>> Begin PROVIDED MATERIAL

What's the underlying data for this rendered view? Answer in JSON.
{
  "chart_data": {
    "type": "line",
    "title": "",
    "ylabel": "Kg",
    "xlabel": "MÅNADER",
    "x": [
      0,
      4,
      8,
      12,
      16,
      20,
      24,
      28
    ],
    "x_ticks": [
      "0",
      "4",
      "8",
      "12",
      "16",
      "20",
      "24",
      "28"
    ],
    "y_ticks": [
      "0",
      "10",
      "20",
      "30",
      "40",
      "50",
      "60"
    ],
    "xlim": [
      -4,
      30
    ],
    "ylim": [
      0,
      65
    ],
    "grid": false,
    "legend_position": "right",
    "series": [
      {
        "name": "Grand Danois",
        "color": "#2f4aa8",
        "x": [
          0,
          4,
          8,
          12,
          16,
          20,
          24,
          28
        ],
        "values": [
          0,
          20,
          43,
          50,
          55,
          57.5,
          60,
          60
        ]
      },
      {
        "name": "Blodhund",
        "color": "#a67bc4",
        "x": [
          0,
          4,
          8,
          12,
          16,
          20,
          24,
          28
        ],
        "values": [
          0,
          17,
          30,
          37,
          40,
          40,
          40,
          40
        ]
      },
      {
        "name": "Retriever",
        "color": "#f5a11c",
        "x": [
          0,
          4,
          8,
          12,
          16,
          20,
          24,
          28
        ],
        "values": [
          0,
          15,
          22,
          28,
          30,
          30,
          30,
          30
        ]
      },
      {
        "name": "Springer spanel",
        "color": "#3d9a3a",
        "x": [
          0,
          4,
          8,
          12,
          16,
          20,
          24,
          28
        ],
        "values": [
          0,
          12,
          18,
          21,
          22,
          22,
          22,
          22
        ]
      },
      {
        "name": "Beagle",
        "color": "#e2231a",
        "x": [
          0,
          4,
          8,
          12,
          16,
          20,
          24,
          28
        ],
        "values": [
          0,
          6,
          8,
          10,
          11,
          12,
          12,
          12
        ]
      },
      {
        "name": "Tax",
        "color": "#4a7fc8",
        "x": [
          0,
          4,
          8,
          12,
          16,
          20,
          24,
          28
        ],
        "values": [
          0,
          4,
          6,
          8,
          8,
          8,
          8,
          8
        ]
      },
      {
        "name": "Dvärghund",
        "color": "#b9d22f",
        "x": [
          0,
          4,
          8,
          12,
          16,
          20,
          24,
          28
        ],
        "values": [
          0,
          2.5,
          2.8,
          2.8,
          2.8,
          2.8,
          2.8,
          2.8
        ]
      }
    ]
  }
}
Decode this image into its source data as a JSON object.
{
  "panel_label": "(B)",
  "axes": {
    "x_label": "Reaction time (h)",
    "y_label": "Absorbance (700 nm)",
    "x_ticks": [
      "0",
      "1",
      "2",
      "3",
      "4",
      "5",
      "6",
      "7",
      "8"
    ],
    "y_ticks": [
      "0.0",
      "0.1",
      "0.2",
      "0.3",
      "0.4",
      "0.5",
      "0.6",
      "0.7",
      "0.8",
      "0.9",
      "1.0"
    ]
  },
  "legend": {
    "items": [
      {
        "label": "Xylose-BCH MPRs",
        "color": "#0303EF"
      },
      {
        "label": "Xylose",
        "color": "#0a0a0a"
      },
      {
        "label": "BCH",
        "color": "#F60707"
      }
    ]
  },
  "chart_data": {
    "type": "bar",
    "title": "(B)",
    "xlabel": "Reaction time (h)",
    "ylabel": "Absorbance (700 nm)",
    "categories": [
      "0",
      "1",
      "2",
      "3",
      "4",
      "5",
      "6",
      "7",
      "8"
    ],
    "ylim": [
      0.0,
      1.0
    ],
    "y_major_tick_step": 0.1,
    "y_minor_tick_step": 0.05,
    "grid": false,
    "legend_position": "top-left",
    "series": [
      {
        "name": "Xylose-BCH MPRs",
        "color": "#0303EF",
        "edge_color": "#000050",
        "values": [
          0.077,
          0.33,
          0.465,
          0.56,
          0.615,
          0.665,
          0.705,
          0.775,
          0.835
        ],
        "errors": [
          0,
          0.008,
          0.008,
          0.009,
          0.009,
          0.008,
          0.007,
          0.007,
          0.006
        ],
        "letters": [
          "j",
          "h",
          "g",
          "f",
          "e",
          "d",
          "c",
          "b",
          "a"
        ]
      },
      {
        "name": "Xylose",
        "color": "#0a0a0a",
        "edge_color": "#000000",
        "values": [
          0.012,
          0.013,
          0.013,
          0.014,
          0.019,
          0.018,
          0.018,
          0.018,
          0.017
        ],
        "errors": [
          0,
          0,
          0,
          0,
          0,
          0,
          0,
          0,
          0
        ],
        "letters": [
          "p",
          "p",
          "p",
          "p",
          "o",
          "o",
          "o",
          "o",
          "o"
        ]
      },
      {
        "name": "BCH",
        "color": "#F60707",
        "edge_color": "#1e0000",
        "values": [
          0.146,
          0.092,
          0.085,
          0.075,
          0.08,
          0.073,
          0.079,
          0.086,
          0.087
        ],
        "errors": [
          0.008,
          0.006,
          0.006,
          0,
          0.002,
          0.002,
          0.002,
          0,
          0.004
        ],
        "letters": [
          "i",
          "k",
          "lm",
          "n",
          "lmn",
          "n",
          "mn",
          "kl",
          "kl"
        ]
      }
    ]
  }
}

>> End PROVIDED MATERIAL

◆ WHAT TO PRODUCE
Lines of the material that contain the word "MPRs" are to be gathered.

◆ SOLUTION TO THE EXERCISE
        "label": "Xylose-BCH MPRs",
        "name": "Xylose-BCH MPRs",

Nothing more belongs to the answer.